To be done: Wherever a line in the data below holds "ctgx", copy that line.

------------------------

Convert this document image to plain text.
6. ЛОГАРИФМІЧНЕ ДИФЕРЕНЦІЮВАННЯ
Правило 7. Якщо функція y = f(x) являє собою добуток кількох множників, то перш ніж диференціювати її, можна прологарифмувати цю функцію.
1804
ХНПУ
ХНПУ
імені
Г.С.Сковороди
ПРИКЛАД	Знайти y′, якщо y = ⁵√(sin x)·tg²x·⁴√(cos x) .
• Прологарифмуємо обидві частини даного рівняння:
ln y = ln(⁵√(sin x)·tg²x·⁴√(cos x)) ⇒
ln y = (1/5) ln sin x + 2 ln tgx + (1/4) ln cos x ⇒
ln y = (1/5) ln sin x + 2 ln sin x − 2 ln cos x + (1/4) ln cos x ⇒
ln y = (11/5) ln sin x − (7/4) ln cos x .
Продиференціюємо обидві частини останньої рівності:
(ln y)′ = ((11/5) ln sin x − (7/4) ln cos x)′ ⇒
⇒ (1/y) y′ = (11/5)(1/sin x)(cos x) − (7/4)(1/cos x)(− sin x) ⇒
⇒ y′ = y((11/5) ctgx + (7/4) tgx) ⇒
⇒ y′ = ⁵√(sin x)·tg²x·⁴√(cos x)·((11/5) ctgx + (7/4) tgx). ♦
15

------------------------

Exercise solution:
⇒ y′ = y((11/5) ctgx + (7/4) tgx) ⇒
⇒ y′ = ⁵√(sin x)·tg²x·⁴√(cos x)·((11/5) ctgx + (7/4) tgx). ♦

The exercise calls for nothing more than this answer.